[start Source data]

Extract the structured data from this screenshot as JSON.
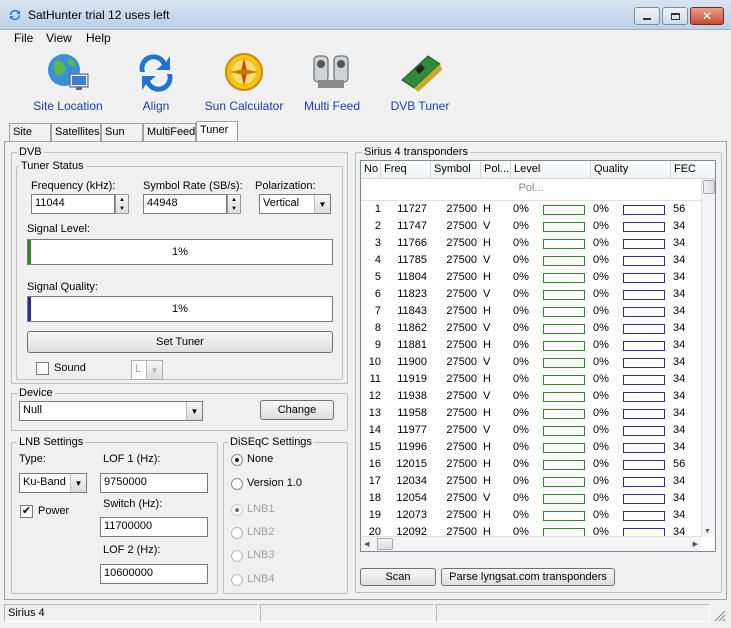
{
  "window": {
    "title": "SatHunter trial 12 uses left"
  },
  "menu": [
    "File",
    "View",
    "Help"
  ],
  "toolbar": [
    {
      "label": "Site Location",
      "icon": "globe-monitor-icon"
    },
    {
      "label": "Align",
      "icon": "arrows-refresh-icon"
    },
    {
      "label": "Sun Calculator",
      "icon": "sun-compass-icon"
    },
    {
      "label": "Multi Feed",
      "icon": "multi-lnb-icon"
    },
    {
      "label": "DVB Tuner",
      "icon": "pci-card-icon"
    }
  ],
  "tabs": [
    "Site",
    "Satellites",
    "Sun",
    "MultiFeed",
    "Tuner"
  ],
  "active_tab": "Tuner",
  "dvb": {
    "group": "DVB",
    "tuner_status": "Tuner Status",
    "frequency_label": "Frequency (kHz):",
    "frequency": "11044",
    "symbol_rate_label": "Symbol Rate (SB/s):",
    "symbol_rate": "44948",
    "polarization_label": "Polarization:",
    "polarization": "Vertical",
    "signal_level_label": "Signal Level:",
    "signal_level": "1%",
    "signal_level_value": 0.01,
    "signal_quality_label": "Signal Quality:",
    "signal_quality": "1%",
    "signal_quality_value": 0.01,
    "set_tuner": "Set Tuner",
    "sound_label": "Sound",
    "sound_channel": "L"
  },
  "device": {
    "group": "Device",
    "value": "Null",
    "change": "Change"
  },
  "lnb": {
    "group": "LNB Settings",
    "type_label": "Type:",
    "type": "Ku-Band",
    "power_label": "Power",
    "lof1_label": "LOF 1 (Hz):",
    "lof1": "9750000",
    "switch_label": "Switch (Hz):",
    "switch": "11700000",
    "lof2_label": "LOF 2 (Hz):",
    "lof2": "10600000"
  },
  "diseqc": {
    "group": "DiSEqC Settings",
    "options": [
      "None",
      "Version 1.0",
      "LNB1",
      "LNB2",
      "LNB3",
      "LNB4"
    ]
  },
  "transponders": {
    "group": "Sirius 4 transponders",
    "headers": [
      "No",
      "Freq",
      "Symbol",
      "Pol...",
      "Level",
      "Quality",
      "FEC"
    ],
    "filter_placeholder": "Pol...",
    "rows": [
      [
        "1",
        "11727",
        "27500",
        "H",
        "0%",
        "0%",
        "56"
      ],
      [
        "2",
        "11747",
        "27500",
        "V",
        "0%",
        "0%",
        "34"
      ],
      [
        "3",
        "11766",
        "27500",
        "H",
        "0%",
        "0%",
        "34"
      ],
      [
        "4",
        "11785",
        "27500",
        "V",
        "0%",
        "0%",
        "34"
      ],
      [
        "5",
        "11804",
        "27500",
        "H",
        "0%",
        "0%",
        "34"
      ],
      [
        "6",
        "11823",
        "27500",
        "V",
        "0%",
        "0%",
        "34"
      ],
      [
        "7",
        "11843",
        "27500",
        "H",
        "0%",
        "0%",
        "34"
      ],
      [
        "8",
        "11862",
        "27500",
        "V",
        "0%",
        "0%",
        "34"
      ],
      [
        "9",
        "11881",
        "27500",
        "H",
        "0%",
        "0%",
        "34"
      ],
      [
        "10",
        "11900",
        "27500",
        "V",
        "0%",
        "0%",
        "34"
      ],
      [
        "11",
        "11919",
        "27500",
        "H",
        "0%",
        "0%",
        "34"
      ],
      [
        "12",
        "11938",
        "27500",
        "V",
        "0%",
        "0%",
        "34"
      ],
      [
        "13",
        "11958",
        "27500",
        "H",
        "0%",
        "0%",
        "34"
      ],
      [
        "14",
        "11977",
        "27500",
        "V",
        "0%",
        "0%",
        "34"
      ],
      [
        "15",
        "11996",
        "27500",
        "H",
        "0%",
        "0%",
        "34"
      ],
      [
        "16",
        "12015",
        "27500",
        "H",
        "0%",
        "0%",
        "56"
      ],
      [
        "17",
        "12034",
        "27500",
        "H",
        "0%",
        "0%",
        "34"
      ],
      [
        "18",
        "12054",
        "27500",
        "V",
        "0%",
        "0%",
        "34"
      ],
      [
        "19",
        "12073",
        "27500",
        "H",
        "0%",
        "0%",
        "34"
      ],
      [
        "20",
        "12092",
        "27500",
        "H",
        "0%",
        "0%",
        "34"
      ]
    ],
    "scan": "Scan",
    "parse": "Parse lyngsat.com transponders"
  },
  "status": {
    "text": "Sirius 4"
  },
  "colors": {
    "link": "#1a3fae",
    "level": "#2a8a2a",
    "quality": "#2a2aa0"
  }
}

[end Source data]

**What you will do**
Look over the material above and show each line where "icon" appears.

**Exercise response**
      "icon": "globe-monitor-icon"
      "icon": "arrows-refresh-icon"
      "icon": "sun-compass-icon"
      "icon": "multi-lnb-icon"
      "icon": "pci-card-icon"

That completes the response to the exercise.